→ Task prompt:
Omit all images. Transcribe the rest of the material below exactly.

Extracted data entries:

-- start --

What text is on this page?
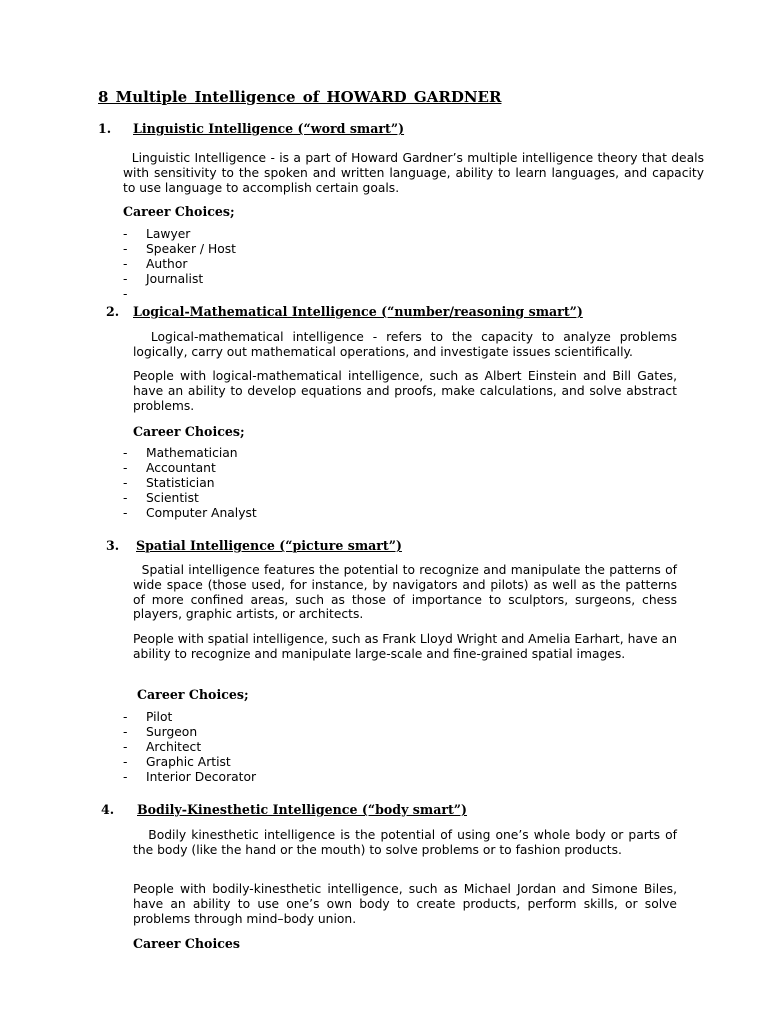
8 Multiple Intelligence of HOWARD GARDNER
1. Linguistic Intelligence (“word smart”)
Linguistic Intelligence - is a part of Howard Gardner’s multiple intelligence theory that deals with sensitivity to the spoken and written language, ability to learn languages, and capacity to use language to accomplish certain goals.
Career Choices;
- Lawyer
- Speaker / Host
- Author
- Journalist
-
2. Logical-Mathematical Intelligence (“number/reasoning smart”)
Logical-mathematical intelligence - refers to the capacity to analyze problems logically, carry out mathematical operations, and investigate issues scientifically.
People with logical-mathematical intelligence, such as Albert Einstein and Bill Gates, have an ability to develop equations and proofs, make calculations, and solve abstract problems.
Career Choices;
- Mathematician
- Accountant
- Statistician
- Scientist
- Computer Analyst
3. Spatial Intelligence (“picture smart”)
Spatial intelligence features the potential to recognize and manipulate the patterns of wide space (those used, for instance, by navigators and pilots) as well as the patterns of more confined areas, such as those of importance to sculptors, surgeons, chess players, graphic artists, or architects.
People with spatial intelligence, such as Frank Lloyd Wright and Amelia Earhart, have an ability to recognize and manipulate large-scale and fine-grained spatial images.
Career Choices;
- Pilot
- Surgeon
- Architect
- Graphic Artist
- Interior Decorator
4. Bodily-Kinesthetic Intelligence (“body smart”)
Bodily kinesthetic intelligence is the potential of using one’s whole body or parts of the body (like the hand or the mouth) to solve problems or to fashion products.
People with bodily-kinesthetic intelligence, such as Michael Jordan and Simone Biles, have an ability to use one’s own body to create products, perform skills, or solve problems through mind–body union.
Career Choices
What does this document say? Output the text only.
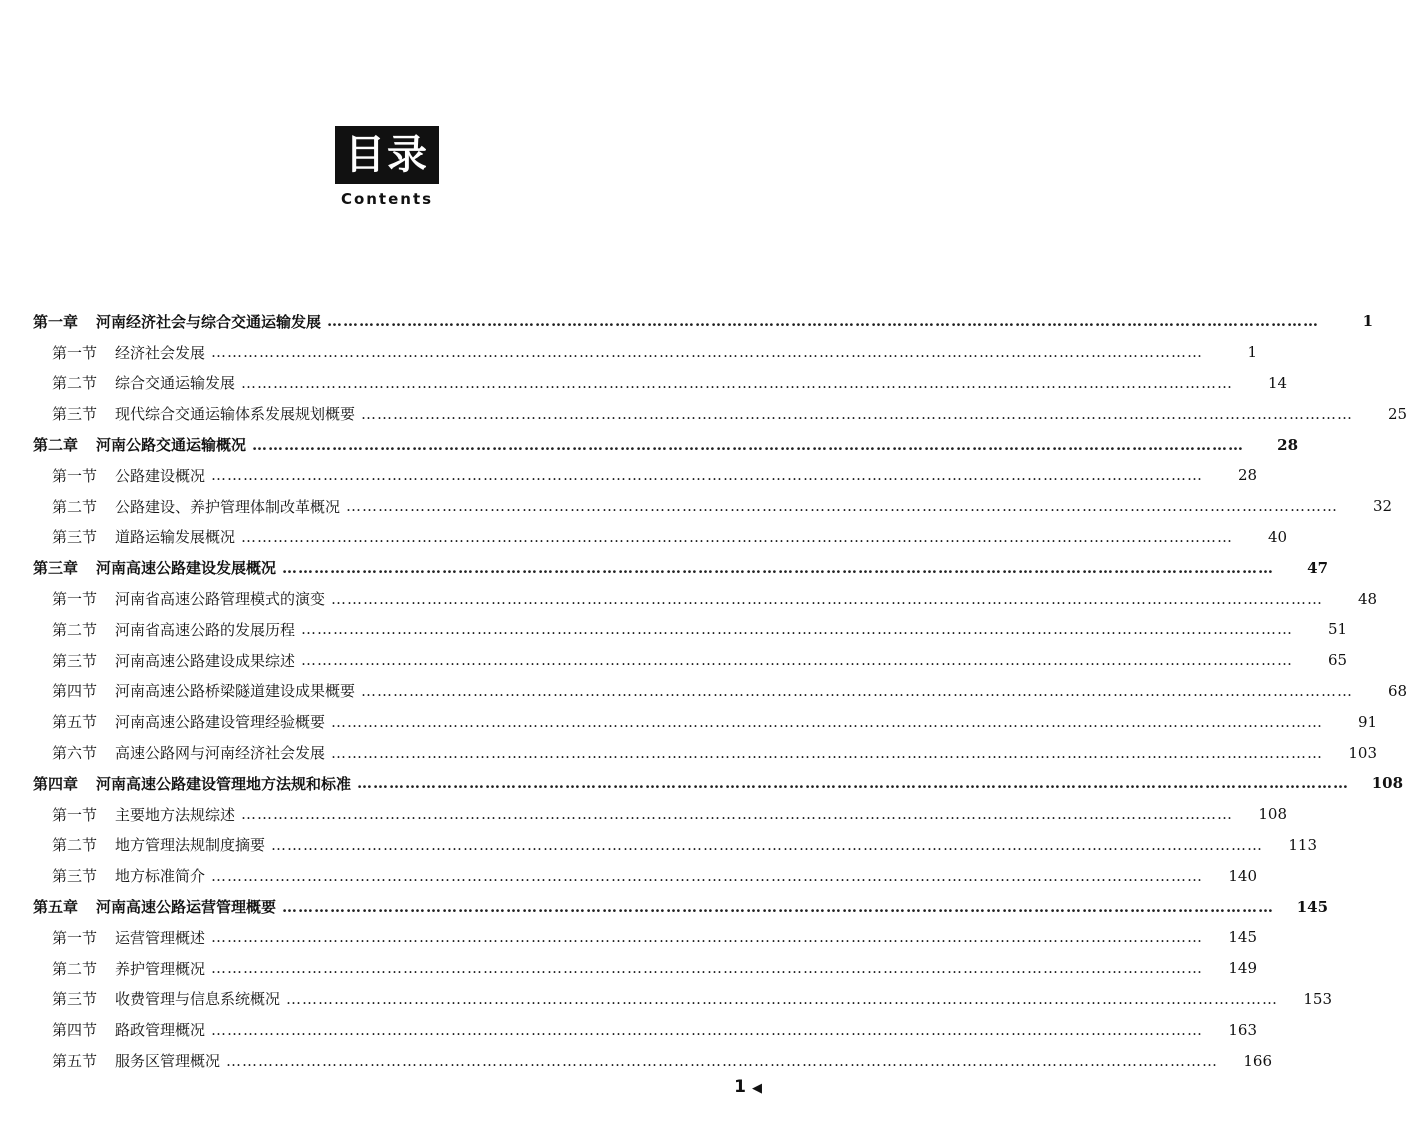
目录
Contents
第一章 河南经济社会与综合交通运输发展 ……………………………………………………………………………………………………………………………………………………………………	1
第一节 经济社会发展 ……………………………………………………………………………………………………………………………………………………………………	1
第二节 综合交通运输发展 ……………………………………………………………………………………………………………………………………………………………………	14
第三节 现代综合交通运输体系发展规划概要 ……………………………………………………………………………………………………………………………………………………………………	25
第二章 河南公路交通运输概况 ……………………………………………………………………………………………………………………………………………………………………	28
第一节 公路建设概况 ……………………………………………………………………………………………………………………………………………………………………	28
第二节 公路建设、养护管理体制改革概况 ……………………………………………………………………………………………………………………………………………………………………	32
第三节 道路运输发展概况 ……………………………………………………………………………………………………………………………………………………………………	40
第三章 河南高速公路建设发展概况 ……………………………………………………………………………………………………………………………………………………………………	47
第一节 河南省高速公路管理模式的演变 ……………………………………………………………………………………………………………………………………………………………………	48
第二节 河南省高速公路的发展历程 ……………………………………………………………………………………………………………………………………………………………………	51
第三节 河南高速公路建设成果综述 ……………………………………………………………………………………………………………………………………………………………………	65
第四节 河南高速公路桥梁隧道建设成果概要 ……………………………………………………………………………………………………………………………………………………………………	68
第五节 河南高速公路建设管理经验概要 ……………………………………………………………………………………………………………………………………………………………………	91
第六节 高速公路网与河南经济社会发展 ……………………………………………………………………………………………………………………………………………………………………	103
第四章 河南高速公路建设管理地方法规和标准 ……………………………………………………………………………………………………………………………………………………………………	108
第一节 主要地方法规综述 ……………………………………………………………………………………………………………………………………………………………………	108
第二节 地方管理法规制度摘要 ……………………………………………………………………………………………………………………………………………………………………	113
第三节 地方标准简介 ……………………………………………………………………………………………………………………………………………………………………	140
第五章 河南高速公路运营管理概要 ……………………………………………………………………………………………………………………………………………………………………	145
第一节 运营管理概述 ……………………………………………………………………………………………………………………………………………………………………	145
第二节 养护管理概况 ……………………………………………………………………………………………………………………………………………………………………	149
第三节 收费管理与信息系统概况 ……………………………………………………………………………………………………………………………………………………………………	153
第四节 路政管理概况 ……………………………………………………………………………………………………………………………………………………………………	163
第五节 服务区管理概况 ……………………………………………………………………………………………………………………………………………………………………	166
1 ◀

-- end --

→ Exercise answer:
What text is on this page?
8 Multiple Intelligence of HOWARD GARDNER
1. Linguistic Intelligence (“word smart”)
Linguistic Intelligence - is a part of Howard Gardner’s multiple intelligence theory that deals with sensitivity to the spoken and written language, ability to learn languages, and capacity to use language to accomplish certain goals.
Career Choices;
- Lawyer
- Speaker / Host
- Author
- Journalist
-
2. Logical-Mathematical Intelligence (“number/reasoning smart”)
Logical-mathematical intelligence - refers to the capacity to analyze problems logically, carry out mathematical operations, and investigate issues scientifically.
People with logical-mathematical intelligence, such as Albert Einstein and Bill Gates, have an ability to develop equations and proofs, make calculations, and solve abstract problems.
Career Choices;
- Mathematician
- Accountant
- Statistician
- Scientist
- Computer Analyst
3. Spatial Intelligence (“picture smart”)
Spatial intelligence features the potential to recognize and manipulate the patterns of wide space (those used, for instance, by navigators and pilots) as well as the patterns of more confined areas, such as those of importance to sculptors, surgeons, chess players, graphic artists, or architects.
People with spatial intelligence, such as Frank Lloyd Wright and Amelia Earhart, have an ability to recognize and manipulate large-scale and fine-grained spatial images.
Career Choices;
- Pilot
- Surgeon
- Architect
- Graphic Artist
- Interior Decorator
4. Bodily-Kinesthetic Intelligence (“body smart”)
Bodily kinesthetic intelligence is the potential of using one’s whole body or parts of the body (like the hand or the mouth) to solve problems or to fashion products.
People with bodily-kinesthetic intelligence, such as Michael Jordan and Simone Biles, have an ability to use one’s own body to create products, perform skills, or solve problems through mind–body union.
Career Choices
What does this document say? Output the text only.
目录
Contents
第一章 河南经济社会与综合交通运输发展 ……………………………………………………………………………………………………………………………………………………………………	1
第一节 经济社会发展 ……………………………………………………………………………………………………………………………………………………………………	1
第二节 综合交通运输发展 ……………………………………………………………………………………………………………………………………………………………………	14
第三节 现代综合交通运输体系发展规划概要 ……………………………………………………………………………………………………………………………………………………………………	25
第二章 河南公路交通运输概况 ……………………………………………………………………………………………………………………………………………………………………	28
第一节 公路建设概况 ……………………………………………………………………………………………………………………………………………………………………	28
第二节 公路建设、养护管理体制改革概况 ……………………………………………………………………………………………………………………………………………………………………	32
第三节 道路运输发展概况 ……………………………………………………………………………………………………………………………………………………………………	40
第三章 河南高速公路建设发展概况 ……………………………………………………………………………………………………………………………………………………………………	47
第一节 河南省高速公路管理模式的演变 ……………………………………………………………………………………………………………………………………………………………………	48
第二节 河南省高速公路的发展历程 ……………………………………………………………………………………………………………………………………………………………………	51
第三节 河南高速公路建设成果综述 ……………………………………………………………………………………………………………………………………………………………………	65
第四节 河南高速公路桥梁隧道建设成果概要 ……………………………………………………………………………………………………………………………………………………………………	68
第五节 河南高速公路建设管理经验概要 ……………………………………………………………………………………………………………………………………………………………………	91
第六节 高速公路网与河南经济社会发展 ……………………………………………………………………………………………………………………………………………………………………	103
第四章 河南高速公路建设管理地方法规和标准 ……………………………………………………………………………………………………………………………………………………………………	108
第一节 主要地方法规综述 ……………………………………………………………………………………………………………………………………………………………………	108
第二节 地方管理法规制度摘要 ……………………………………………………………………………………………………………………………………………………………………	113
第三节 地方标准简介 ……………………………………………………………………………………………………………………………………………………………………	140
第五章 河南高速公路运营管理概要 ……………………………………………………………………………………………………………………………………………………………………	145
第一节 运营管理概述 ……………………………………………………………………………………………………………………………………………………………………	145
第二节 养护管理概况 ……………………………………………………………………………………………………………………………………………………………………	149
第三节 收费管理与信息系统概况 ……………………………………………………………………………………………………………………………………………………………………	153
第四节 路政管理概况 ……………………………………………………………………………………………………………………………………………………………………	163
第五节 服务区管理概况 ……………………………………………………………………………………………………………………………………………………………………	166
1 ◀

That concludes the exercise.